Below, find each line holding "time" and state how many there are, using the number alone.

___ Provided records ___

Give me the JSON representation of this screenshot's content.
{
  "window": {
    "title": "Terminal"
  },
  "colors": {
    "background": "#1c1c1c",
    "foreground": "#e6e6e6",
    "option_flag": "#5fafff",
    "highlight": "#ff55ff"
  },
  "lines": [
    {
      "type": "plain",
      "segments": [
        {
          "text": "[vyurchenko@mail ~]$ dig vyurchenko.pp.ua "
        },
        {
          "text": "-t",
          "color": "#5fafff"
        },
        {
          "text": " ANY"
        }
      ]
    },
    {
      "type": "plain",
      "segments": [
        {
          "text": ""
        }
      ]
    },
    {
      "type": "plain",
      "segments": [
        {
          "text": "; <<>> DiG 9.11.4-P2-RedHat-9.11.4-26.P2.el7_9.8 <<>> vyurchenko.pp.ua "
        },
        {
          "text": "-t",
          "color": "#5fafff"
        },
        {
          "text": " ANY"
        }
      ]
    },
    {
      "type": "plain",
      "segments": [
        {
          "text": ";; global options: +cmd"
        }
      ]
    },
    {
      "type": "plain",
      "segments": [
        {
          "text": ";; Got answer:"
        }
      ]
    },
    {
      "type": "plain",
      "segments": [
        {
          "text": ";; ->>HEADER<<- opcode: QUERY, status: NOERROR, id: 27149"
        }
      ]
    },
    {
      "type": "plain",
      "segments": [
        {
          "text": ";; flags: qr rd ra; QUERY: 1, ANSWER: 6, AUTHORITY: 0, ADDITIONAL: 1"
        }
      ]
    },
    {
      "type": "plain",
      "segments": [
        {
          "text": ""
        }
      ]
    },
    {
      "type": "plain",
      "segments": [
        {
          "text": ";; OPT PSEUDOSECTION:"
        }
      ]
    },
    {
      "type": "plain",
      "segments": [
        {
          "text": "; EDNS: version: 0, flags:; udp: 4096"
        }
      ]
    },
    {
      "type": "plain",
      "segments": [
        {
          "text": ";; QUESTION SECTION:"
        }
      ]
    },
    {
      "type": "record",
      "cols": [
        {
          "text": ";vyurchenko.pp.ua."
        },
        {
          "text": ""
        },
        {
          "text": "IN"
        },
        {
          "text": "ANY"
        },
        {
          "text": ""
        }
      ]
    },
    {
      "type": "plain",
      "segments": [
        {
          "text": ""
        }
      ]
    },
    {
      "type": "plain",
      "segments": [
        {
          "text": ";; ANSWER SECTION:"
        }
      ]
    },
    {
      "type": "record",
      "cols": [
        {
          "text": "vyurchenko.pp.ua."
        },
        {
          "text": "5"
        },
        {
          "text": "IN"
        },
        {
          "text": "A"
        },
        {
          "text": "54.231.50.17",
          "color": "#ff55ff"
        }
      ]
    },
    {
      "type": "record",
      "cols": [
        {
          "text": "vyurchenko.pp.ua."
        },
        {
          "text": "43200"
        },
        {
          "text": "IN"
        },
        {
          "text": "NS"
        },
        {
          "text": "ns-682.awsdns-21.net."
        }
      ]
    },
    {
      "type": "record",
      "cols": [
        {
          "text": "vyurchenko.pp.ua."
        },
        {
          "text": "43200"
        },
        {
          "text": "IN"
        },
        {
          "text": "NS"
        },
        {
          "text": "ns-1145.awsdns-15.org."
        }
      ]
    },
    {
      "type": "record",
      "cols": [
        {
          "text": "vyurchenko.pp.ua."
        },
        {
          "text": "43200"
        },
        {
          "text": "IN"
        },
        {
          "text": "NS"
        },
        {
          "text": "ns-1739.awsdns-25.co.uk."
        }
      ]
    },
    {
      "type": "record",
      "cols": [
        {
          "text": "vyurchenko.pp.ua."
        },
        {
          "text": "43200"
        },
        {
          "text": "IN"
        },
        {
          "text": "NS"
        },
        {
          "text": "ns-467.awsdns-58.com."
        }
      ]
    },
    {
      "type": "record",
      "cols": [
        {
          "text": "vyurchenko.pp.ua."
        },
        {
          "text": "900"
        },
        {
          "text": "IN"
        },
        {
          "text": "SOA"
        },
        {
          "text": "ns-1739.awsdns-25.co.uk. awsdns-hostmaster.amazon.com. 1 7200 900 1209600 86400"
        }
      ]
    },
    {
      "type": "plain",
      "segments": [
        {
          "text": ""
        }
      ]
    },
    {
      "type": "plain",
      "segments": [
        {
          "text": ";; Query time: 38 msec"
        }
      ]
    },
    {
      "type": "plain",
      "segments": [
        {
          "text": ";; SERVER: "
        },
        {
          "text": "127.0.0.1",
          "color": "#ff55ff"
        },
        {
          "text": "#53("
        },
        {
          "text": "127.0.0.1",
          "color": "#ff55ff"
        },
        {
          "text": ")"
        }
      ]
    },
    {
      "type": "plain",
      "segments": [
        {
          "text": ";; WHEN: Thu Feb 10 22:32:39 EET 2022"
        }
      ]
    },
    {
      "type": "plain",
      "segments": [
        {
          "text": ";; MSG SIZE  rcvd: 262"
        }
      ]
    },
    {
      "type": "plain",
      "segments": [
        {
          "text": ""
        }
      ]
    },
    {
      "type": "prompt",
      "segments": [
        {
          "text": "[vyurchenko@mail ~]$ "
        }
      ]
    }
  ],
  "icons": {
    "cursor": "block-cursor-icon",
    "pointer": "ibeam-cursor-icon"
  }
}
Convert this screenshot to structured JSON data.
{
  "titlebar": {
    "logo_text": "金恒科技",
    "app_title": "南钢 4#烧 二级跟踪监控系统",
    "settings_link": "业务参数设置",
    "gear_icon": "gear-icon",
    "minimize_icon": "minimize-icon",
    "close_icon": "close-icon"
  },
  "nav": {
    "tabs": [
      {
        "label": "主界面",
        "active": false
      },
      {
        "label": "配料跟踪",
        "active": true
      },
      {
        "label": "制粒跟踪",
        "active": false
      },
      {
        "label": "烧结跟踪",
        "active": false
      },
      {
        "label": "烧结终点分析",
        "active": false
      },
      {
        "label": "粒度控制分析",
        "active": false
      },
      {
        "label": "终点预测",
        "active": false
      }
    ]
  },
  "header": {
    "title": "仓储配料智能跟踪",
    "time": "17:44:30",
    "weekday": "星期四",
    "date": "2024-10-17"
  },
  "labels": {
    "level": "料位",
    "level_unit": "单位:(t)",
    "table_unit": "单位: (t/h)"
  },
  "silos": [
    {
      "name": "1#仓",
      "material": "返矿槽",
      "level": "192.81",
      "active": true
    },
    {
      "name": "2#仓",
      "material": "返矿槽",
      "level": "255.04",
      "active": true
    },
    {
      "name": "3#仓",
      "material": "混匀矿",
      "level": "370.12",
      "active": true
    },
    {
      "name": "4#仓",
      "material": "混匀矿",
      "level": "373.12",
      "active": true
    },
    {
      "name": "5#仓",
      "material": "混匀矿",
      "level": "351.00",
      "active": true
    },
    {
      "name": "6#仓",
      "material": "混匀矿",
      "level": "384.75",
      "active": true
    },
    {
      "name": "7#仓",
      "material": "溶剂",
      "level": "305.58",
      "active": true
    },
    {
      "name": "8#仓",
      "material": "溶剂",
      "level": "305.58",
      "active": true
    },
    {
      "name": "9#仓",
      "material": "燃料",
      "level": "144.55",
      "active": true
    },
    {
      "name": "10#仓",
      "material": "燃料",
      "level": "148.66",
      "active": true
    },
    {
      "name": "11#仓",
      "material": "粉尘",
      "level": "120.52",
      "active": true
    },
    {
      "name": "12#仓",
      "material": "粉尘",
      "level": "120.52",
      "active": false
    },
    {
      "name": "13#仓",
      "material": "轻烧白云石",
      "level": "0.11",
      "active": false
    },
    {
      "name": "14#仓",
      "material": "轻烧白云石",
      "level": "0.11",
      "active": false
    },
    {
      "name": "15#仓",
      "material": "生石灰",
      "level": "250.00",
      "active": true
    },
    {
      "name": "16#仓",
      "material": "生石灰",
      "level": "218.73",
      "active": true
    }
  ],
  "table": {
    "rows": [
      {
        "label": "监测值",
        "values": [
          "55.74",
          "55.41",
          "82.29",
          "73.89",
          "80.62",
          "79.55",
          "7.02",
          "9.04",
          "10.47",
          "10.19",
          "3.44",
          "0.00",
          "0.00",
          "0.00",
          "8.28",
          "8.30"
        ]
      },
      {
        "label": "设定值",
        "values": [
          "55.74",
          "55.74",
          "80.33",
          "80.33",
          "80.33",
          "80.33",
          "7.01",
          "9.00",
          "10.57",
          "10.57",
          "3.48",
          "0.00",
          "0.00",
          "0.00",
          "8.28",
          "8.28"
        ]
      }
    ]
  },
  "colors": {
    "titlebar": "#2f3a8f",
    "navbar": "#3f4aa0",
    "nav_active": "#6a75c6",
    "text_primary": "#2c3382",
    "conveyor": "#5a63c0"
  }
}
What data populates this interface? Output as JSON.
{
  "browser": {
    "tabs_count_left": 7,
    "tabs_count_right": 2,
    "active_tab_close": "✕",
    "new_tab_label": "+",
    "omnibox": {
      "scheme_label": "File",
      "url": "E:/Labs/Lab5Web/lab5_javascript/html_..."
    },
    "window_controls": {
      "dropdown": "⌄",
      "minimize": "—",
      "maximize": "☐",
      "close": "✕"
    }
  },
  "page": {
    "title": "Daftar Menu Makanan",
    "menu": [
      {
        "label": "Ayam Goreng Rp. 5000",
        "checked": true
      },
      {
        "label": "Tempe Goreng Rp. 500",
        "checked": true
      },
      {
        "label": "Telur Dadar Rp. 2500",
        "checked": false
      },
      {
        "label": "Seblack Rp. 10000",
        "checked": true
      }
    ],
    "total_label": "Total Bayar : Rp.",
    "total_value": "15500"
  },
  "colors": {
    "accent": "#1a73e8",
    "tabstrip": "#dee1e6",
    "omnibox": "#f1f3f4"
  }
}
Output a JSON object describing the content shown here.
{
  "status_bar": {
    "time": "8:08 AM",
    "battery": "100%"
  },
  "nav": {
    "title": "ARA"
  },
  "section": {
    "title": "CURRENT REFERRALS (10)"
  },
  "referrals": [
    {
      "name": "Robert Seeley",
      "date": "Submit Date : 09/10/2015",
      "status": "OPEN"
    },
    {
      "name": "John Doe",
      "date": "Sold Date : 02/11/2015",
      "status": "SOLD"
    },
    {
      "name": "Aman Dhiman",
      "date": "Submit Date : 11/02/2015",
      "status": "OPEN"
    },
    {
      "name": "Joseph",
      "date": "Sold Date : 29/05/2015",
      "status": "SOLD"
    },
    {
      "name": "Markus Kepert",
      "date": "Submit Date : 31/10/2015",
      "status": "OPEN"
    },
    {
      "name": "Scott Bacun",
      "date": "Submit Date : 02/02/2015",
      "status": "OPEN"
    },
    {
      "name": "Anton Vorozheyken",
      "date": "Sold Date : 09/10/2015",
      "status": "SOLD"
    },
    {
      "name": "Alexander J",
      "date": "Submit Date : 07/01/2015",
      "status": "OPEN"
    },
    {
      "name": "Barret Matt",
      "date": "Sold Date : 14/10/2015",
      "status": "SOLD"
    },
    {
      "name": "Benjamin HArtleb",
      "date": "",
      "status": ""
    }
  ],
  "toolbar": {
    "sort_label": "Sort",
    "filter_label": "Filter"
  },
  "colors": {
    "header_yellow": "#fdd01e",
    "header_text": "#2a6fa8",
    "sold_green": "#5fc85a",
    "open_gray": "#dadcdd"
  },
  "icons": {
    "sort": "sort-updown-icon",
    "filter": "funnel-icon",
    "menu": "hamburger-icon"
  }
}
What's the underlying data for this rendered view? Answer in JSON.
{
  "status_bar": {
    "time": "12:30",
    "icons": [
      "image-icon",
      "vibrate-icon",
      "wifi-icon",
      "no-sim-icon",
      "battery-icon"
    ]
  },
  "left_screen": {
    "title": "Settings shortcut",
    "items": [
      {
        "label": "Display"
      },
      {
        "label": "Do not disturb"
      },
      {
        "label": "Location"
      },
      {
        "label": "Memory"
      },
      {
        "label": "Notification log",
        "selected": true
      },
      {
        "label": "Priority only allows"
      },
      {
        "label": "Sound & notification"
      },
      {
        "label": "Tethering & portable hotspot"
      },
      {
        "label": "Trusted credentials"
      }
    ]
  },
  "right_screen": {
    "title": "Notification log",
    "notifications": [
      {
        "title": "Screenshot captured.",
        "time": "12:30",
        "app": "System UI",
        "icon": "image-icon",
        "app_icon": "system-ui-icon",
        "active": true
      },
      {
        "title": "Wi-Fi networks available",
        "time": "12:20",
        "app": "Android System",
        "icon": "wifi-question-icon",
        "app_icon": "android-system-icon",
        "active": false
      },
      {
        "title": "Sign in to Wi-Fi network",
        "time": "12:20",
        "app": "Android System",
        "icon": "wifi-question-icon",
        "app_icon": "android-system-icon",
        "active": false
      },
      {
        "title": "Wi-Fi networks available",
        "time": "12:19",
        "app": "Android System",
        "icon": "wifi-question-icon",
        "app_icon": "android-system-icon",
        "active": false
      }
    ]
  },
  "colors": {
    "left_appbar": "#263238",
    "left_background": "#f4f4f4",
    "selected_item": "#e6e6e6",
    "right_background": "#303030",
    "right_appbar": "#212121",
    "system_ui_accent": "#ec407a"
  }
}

___

### Expected output
8